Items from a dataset
== == ==
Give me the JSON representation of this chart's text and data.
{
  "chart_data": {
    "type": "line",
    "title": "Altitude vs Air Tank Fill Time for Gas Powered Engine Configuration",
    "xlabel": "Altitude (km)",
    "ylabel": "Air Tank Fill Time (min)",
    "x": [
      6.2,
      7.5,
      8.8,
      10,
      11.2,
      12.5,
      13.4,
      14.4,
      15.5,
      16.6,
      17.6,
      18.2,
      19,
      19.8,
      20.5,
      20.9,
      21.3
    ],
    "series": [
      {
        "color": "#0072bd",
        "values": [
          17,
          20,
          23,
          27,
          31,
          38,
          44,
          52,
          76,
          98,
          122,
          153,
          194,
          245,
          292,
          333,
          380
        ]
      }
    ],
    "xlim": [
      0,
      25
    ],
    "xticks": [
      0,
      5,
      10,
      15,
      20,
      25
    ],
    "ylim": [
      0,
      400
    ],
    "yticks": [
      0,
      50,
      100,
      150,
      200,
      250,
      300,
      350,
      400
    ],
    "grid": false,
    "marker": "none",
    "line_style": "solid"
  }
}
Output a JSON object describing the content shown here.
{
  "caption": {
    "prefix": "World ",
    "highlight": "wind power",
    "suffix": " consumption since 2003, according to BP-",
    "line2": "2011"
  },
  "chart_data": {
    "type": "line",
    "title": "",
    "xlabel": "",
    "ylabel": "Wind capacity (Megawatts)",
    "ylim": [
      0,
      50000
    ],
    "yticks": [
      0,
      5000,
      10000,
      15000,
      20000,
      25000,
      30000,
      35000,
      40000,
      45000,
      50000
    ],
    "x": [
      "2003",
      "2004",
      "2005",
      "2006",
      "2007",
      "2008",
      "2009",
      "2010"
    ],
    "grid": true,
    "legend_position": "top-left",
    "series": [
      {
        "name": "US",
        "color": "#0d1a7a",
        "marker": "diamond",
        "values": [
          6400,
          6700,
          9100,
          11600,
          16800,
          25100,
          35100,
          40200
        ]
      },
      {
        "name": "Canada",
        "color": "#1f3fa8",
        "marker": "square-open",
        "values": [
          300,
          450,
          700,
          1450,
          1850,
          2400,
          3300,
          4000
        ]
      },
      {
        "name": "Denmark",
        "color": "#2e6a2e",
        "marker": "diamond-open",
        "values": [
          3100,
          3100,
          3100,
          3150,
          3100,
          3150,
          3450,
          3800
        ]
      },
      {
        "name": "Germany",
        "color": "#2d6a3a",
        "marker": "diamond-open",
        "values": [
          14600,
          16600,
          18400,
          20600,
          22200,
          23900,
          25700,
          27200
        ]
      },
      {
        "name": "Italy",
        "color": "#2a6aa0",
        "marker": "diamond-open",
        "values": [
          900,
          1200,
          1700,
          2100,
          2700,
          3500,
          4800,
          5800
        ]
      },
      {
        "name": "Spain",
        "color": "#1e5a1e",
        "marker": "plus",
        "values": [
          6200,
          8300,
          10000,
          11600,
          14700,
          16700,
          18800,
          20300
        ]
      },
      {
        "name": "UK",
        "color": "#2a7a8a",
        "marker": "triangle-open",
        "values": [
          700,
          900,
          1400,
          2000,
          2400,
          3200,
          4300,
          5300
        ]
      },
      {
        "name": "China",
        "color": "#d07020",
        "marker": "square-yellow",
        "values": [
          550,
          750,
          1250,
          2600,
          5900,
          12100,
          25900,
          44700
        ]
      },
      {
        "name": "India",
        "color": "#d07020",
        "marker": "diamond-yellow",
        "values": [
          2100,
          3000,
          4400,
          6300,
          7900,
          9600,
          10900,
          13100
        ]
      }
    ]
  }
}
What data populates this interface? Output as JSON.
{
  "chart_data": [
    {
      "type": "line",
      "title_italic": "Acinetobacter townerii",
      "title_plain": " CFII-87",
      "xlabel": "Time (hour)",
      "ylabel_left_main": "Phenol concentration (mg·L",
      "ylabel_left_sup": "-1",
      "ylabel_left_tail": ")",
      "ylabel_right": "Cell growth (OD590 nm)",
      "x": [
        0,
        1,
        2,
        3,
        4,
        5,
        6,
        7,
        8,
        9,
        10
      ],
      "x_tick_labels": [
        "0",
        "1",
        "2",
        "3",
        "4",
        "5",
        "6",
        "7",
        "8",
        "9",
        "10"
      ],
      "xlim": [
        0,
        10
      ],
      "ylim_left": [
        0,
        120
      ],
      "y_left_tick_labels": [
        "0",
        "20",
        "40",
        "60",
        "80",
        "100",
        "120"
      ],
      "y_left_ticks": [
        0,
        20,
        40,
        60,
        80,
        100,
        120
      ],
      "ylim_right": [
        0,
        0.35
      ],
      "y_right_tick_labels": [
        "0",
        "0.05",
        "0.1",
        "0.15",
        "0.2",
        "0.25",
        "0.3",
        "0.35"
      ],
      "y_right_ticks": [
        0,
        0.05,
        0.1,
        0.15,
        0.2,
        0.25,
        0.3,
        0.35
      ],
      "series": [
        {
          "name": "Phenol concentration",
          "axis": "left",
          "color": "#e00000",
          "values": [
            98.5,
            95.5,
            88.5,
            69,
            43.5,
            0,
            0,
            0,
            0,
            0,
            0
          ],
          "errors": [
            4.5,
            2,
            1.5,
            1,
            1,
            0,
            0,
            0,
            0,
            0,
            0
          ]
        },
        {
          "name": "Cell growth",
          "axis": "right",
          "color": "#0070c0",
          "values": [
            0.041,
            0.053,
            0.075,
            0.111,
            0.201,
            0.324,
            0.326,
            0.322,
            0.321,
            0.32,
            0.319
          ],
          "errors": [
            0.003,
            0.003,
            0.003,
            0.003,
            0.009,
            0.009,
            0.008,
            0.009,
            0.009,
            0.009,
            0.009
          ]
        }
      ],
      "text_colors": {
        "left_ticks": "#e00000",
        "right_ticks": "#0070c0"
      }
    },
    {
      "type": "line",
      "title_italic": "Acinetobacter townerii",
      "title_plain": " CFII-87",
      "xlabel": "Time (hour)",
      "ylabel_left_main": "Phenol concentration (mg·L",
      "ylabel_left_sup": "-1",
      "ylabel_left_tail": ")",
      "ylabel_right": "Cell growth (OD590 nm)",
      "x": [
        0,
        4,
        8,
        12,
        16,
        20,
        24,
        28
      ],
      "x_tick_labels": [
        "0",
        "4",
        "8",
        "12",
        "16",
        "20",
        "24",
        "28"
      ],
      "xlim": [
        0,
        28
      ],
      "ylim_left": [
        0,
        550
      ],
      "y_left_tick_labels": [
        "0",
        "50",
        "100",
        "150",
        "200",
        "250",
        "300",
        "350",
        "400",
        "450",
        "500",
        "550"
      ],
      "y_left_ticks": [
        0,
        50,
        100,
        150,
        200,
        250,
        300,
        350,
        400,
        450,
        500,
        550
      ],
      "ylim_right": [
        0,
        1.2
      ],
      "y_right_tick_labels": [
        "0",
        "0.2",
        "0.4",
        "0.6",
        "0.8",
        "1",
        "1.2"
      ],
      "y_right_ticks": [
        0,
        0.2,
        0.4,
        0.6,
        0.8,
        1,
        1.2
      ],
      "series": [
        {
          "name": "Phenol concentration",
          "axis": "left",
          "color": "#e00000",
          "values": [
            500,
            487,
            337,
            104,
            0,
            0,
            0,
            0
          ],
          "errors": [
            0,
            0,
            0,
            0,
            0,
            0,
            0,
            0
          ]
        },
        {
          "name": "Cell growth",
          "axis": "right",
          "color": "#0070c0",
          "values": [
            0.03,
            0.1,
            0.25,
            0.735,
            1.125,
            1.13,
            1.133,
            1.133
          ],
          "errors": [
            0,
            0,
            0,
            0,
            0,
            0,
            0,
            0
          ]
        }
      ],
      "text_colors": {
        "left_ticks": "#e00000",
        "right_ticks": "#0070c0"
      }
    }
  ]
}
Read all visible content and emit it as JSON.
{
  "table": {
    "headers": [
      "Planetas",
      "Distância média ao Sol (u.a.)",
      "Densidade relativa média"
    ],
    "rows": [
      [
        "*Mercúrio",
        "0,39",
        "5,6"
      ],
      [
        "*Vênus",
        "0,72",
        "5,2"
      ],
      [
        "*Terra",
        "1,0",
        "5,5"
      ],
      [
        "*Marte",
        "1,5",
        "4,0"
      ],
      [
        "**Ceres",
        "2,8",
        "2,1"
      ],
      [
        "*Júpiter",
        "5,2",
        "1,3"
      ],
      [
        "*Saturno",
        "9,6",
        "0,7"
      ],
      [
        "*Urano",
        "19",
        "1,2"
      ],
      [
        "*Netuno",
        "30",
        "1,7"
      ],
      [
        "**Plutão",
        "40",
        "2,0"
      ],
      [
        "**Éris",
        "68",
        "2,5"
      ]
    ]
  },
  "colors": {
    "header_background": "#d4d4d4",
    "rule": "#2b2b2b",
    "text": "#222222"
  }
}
== == ==
Task to complete
A line counts if it holds the word "square". Work out how many lines in the listing count, and give only that number.

Reply to the exercise
2